■ WHAT THE TASK REQUIRES:
Check each line of the records below and collect those holding "minima".
_ _ _
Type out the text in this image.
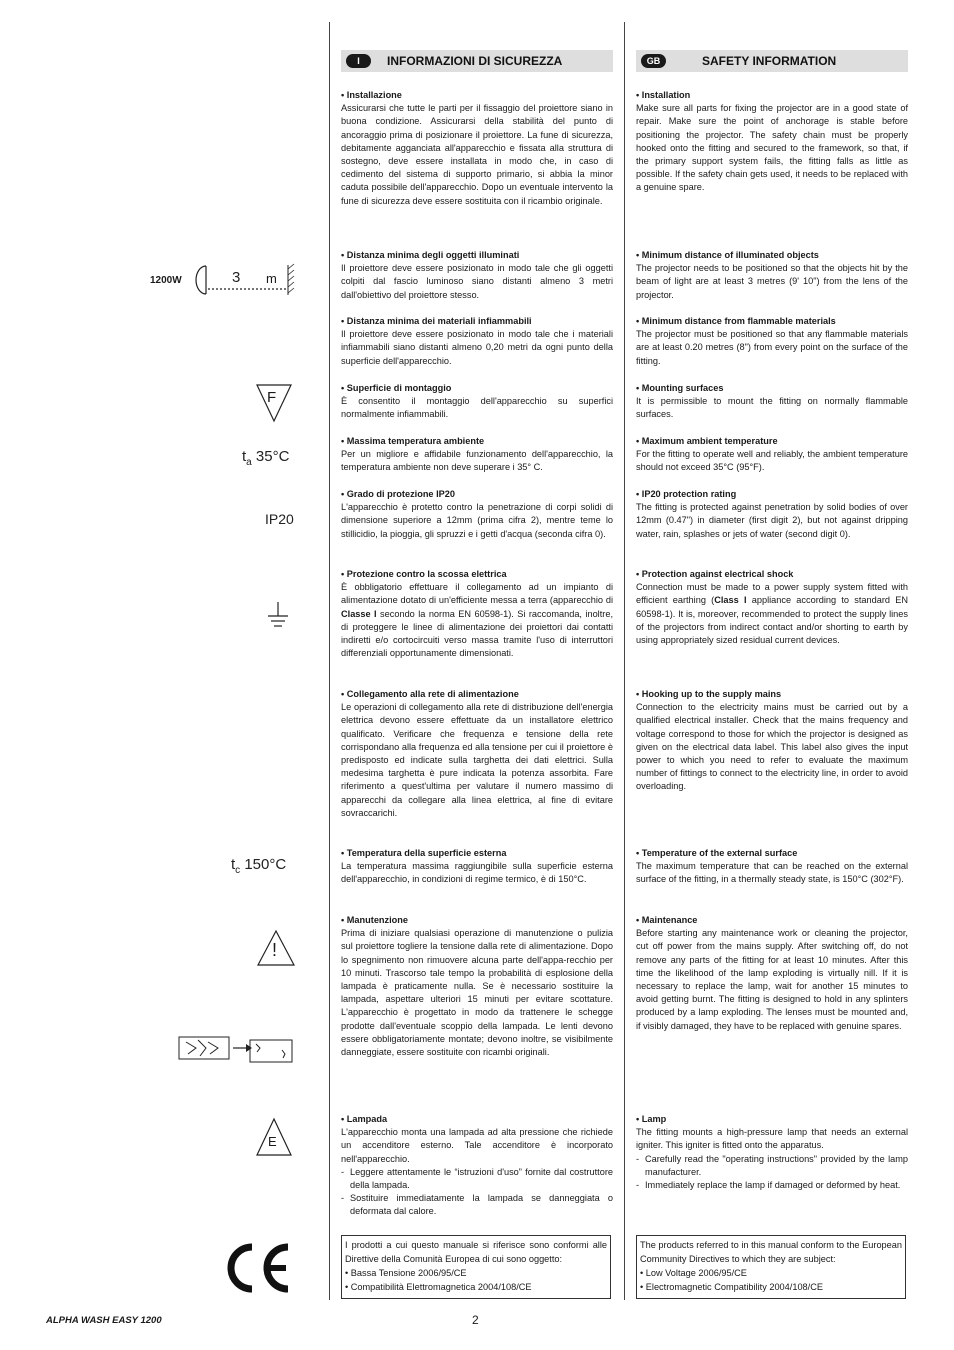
1200W	3 m
F
$t_a$ 35°C
IP20
$t_c$ 150°C
!
E
I	INFORMAZIONI DI SICUREZZA
• Installazione

Assicurarsi che tutte le parti per il fissaggio del proiettore siano in buona condizione. Assicurarsi della stabilità del punto di ancoraggio prima di posizionare il proiettore. La fune di sicurezza, debitamente agganciata all'apparecchio e fissata alla struttura di sostegno, deve essere installata in modo che, in caso di cedimento del sistema di supporto primario, si abbia la minor caduta possibile dell'apparecchio. Dopo un eventuale intervento la fune di sicurezza deve essere sostituita con il ricambio originale.

• Distanza minima degli oggetti illuminati

Il proiettore deve essere posizionato in modo tale che gli oggetti colpiti dal fascio luminoso siano distanti almeno 3 metri dall'obiettivo del proiettore stesso.

• Distanza minima dei materiali infiammabili

Il proiettore deve essere posizionato in modo tale che i materiali infiammabili siano distanti almeno 0,20 metri da ogni punto della superficie dell'apparecchio.

• Superficie di montaggio

È consentito il montaggio dell'apparecchio su superfici normalmente infiammabili.

• Massima temperatura ambiente

Per un migliore e affidabile funzionamento dell'apparecchio, la temperatura ambiente non deve superare i 35° C.

• Grado di protezione IP20

L'apparecchio è protetto contro la penetrazione di corpi solidi di dimensione superiore a 12mm (prima cifra 2), mentre teme lo stillicidio, la pioggia, gli spruzzi e i getti d'acqua (seconda cifra 0).

• Protezione contro la scossa elettrica

È obbligatorio effettuare il collegamento ad un impianto di alimentazione dotato di un'efficiente messa a terra (apparecchio di Classe I secondo la norma EN 60598-1). Si raccomanda, inoltre, di proteggere le linee di alimentazione dei proiettori dai contatti indiretti e/o cortocircuiti verso massa tramite l'uso di interruttori differenziali opportunamente dimensionati.

• Collegamento alla rete di alimentazione

Le operazioni di collegamento alla rete di distribuzione dell'energia elettrica devono essere effettuate da un installatore elettrico qualificato. Verificare che frequenza e tensione della rete corrispondano alla frequenza ed alla tensione per cui il proiettore è predisposto ed indicate sulla targhetta dei dati elettrici. Sulla medesima targhetta è pure indicata la potenza assorbita. Fare riferimento a quest'ultima per valutare il numero massimo di apparecchi da collegare alla linea elettrica, al fine di evitare sovraccarichi.

• Temperatura della superficie esterna

La temperatura massima raggiungibile sulla superficie esterna dell'apparecchio, in condizioni di regime termico, è di 150°C.

• Manutenzione

Prima di iniziare qualsiasi operazione di manutenzione o pulizia sul proiettore togliere la tensione dalla rete di alimentazione. Dopo lo spegnimento non rimuovere alcuna parte dell'appa-recchio per 10 minuti. Trascorso tale tempo la probabilità di esplosione della lampada è praticamente nulla. Se è necessario sostituire la lampada, aspettare ulteriori 15 minuti per evitare scottature. L'apparecchio è progettato in modo da trattenere le schegge prodotte dall'eventuale scoppio della lampada. Le lenti devono essere obbligatoriamente montate; devono inoltre, se visibilmente danneggiate, essere sostituite con ricambi originali.

• Lampada

L'apparecchio monta una lampada ad alta pressione che richiede un accenditore esterno. Tale accenditore è incorporato nell'apparecchio.

- Leggere attentamente le “istruzioni d'uso” fornite dal costruttore della lampada.
- Sostituire immediatamente la lampada se danneggiata o deformata dal calore.

I prodotti a cui questo manuale si riferisce sono conformi alle Direttive della Comunità Europea di cui sono oggetto:

• Bassa Tensione 2006/95/CE
• Compatibilità Elettromagnetica 2004/108/CE
GB	SAFETY INFORMATION
• Installation

Make sure all parts for fixing the projector are in a good state of repair. Make sure the point of anchorage is stable before positioning the projector. The safety chain must be properly hooked onto the fitting and secured to the framework, so that, if the primary support system fails, the fitting falls as little as possible. If the safety chain gets used, it needs to be replaced with a genuine spare.

• Minimum distance of illuminated objects

The projector needs to be positioned so that the objects hit by the beam of light are at least 3 metres (9' 10") from the lens of the projector.

• Minimum distance from flammable materials

The projector must be positioned so that any flammable materials are at least 0.20 metres (8") from every point on the surface of the fitting.

• Mounting surfaces

It is permissible to mount the fitting on normally flammable surfaces.

• Maximum ambient temperature

For the fitting to operate well and reliably, the ambient temperature should not exceed 35°C (95°F).

• IP20 protection rating

The fitting is protected against penetration by solid bodies of over 12mm (0.47") in diameter (first digit 2), but not against dripping water, rain, splashes or jets of water (second digit 0).

• Protection against electrical shock

Connection must be made to a power supply system fitted with efficient earthing (Class I appliance according to standard EN 60598-1). It is, moreover, recommended to protect the supply lines of the projectors from indirect contact and/or shorting to earth by using appropriately sized residual current devices.

• Hooking up to the supply mains

Connection to the electricity mains must be carried out by a qualified electrical installer. Check that the mains frequency and voltage correspond to those for which the projector is designed as given on the electrical data label. This label also gives the input power to which you need to refer to evaluate the maximum number of fittings to connect to the electricity line, in order to avoid overloading.

• Temperature of the external surface

The maximum temperature that can be reached on the external surface of the fitting, in a thermally steady state, is 150°C (302°F).

• Maintenance

Before starting any maintenance work or cleaning the projector, cut off power from the mains supply. After switching off, do not remove any parts of the fitting for at least 10 minutes. After this time the likelihood of the lamp exploding is virtually nill. If it is necessary to replace the lamp, wait for another 15 minutes to avoid getting burnt. The fitting is designed to hold in any splinters produced by a lamp exploding. The lenses must be mounted and, if visibly damaged, they have to be replaced with genuine spares.

• Lamp

The fitting mounts a high-pressure lamp that needs an external igniter. This igniter is fitted onto the apparatus.

- Carefully read the "operating instructions" provided by the lamp manufacturer.
- Immediately replace the lamp if damaged or deformed by heat.

The products referred to in this manual conform to the European Community Directives to which they are subject:

• Low Voltage 2006/95/CE
• Electromagnetic Compatibility 2004/108/CE
ALPHA WASH EASY 1200	2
_ _ _
■ THE REPLY:
• Distanza minima degli oggetti illuminati
• Distanza minima dei materiali infiammabili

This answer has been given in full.